For every line in the data below that contains "title", copy the line.
begin Excerpted records
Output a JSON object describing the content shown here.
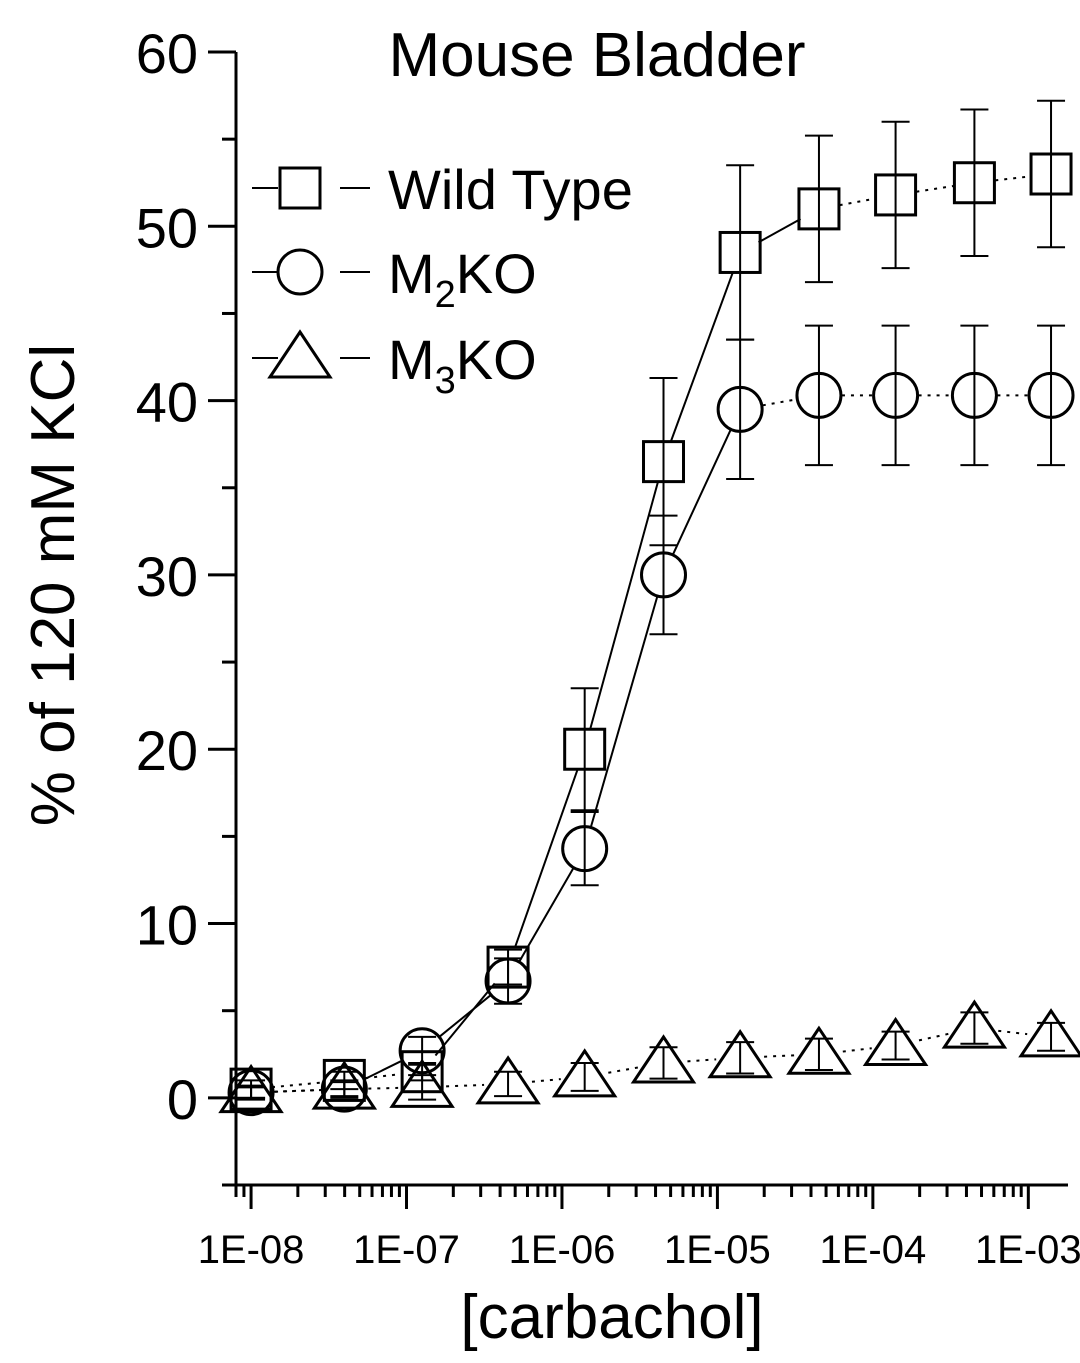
{
  "chart_data": {
    "type": "scatter",
    "title": "Mouse Bladder",
    "xlabel": "[carbachol]",
    "ylabel": "% of 120 mM KCl",
    "xscale": "log",
    "xlim": [
      8e-09,
      0.0018
    ],
    "ylim": [
      -5,
      60
    ],
    "yticks": [
      0,
      10,
      20,
      30,
      40,
      50,
      60
    ],
    "ytick_labels": [
      "0",
      "10",
      "20",
      "30",
      "40",
      "50",
      "60"
    ],
    "xticks": [
      1e-08,
      1e-07,
      1e-06,
      1e-05,
      0.0001,
      0.001
    ],
    "xtick_labels": [
      "1E-08",
      "1E-07",
      "1E-06",
      "1E-05",
      "1E-04",
      "1E-03"
    ],
    "legend_position": "top-left",
    "grid": false,
    "x": [
      1e-08,
      3.98e-08,
      1.26e-07,
      4.5e-07,
      1.4e-06,
      4.5e-06,
      1.4e-05,
      4.5e-05,
      0.00014,
      0.00045,
      0.0014
    ],
    "series": [
      {
        "name": "Wild Type",
        "marker": "square",
        "values": [
          0.5,
          1.0,
          1.5,
          7.5,
          20.0,
          36.5,
          48.5,
          51.0,
          51.8,
          52.5,
          53.0
        ],
        "errors": [
          0.5,
          0.5,
          0.5,
          1.0,
          3.5,
          4.8,
          5.0,
          4.2,
          4.2,
          4.2,
          4.2
        ]
      },
      {
        "name": "M₂KO",
        "label_main": "M",
        "label_sub": "2",
        "label_tail": "KO",
        "marker": "circle",
        "values": [
          0.3,
          0.5,
          2.7,
          6.7,
          14.3,
          30.0,
          39.5,
          40.3,
          40.3,
          40.3,
          40.3
        ],
        "errors": [
          0.3,
          0.4,
          0.8,
          1.3,
          2.1,
          3.4,
          4.0,
          4.0,
          4.0,
          4.0,
          4.0
        ]
      },
      {
        "name": "M₃KO",
        "label_main": "M",
        "label_sub": "3",
        "label_tail": "KO",
        "marker": "triangle",
        "values": [
          0.3,
          0.5,
          0.6,
          0.8,
          1.2,
          2.0,
          2.3,
          2.5,
          3.0,
          4.0,
          3.5
        ],
        "errors": [
          0.4,
          0.5,
          0.7,
          0.7,
          0.8,
          0.9,
          0.9,
          0.9,
          0.8,
          0.9,
          0.8
        ]
      }
    ]
  }
}
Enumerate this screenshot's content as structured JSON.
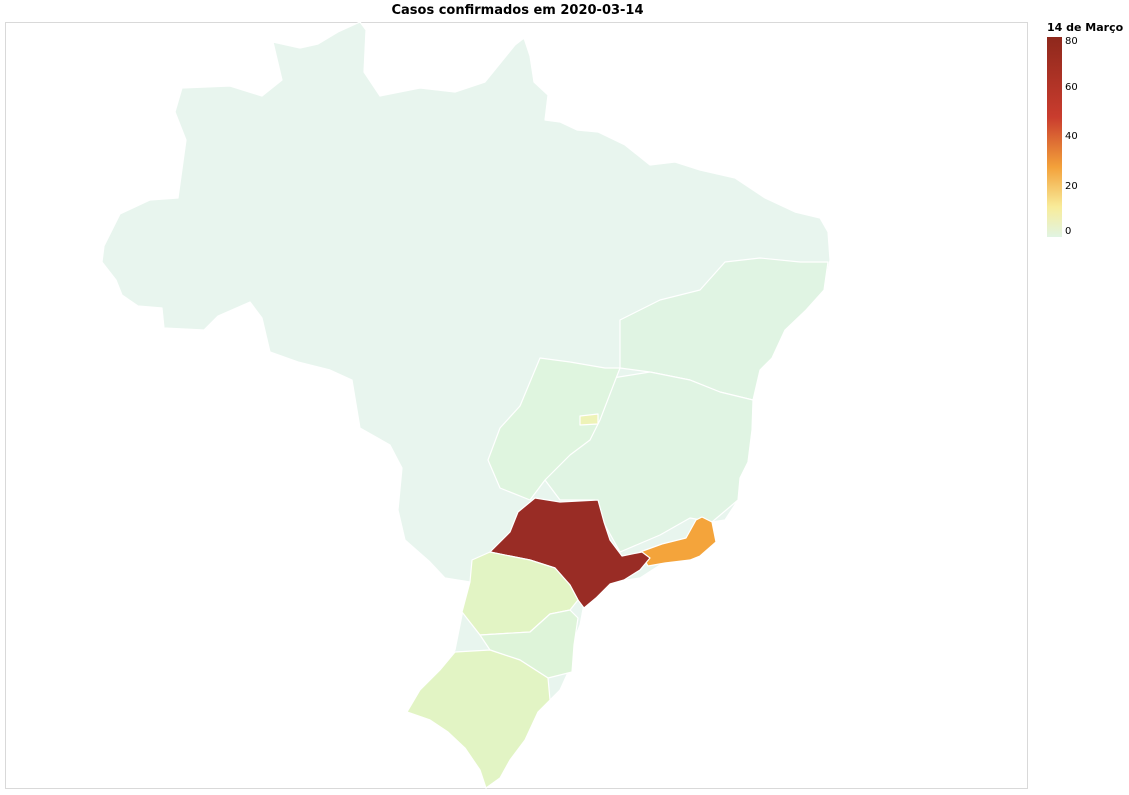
{
  "title": "Casos confirmados em 2020-03-14",
  "legend": {
    "title": "14 de Março",
    "ticks": [
      "80",
      "60",
      "40",
      "20",
      "0"
    ],
    "range": [
      0,
      80
    ],
    "colors": [
      "#e1f4e3",
      "#f8ec9a",
      "#f3a13a",
      "#c93c2e",
      "#8e281c"
    ]
  },
  "map": {
    "region": "Brasil",
    "states": [
      {
        "name": "SP",
        "color": "#992c25"
      },
      {
        "name": "RJ",
        "color": "#f4a43b"
      },
      {
        "name": "PR",
        "color": "#e2f4c4"
      },
      {
        "name": "RS",
        "color": "#e2f4c4"
      },
      {
        "name": "SC",
        "color": "#def4d9"
      },
      {
        "name": "DF",
        "color": "#eef3b8"
      },
      {
        "name": "MG",
        "color": "#e0f4e3"
      },
      {
        "name": "GO",
        "color": "#dff5df"
      },
      {
        "name": "BA",
        "color": "#e0f4e3"
      },
      {
        "name": "MS",
        "color": "#e8f5ee"
      },
      {
        "name": "AM",
        "color": "#e8f5ee"
      }
    ]
  }
}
end Excerpted records
The output:
    "title": "Mouse Bladder",
  "title": "Casos confirmados em 2020-03-14",
    "title": "14 de Março",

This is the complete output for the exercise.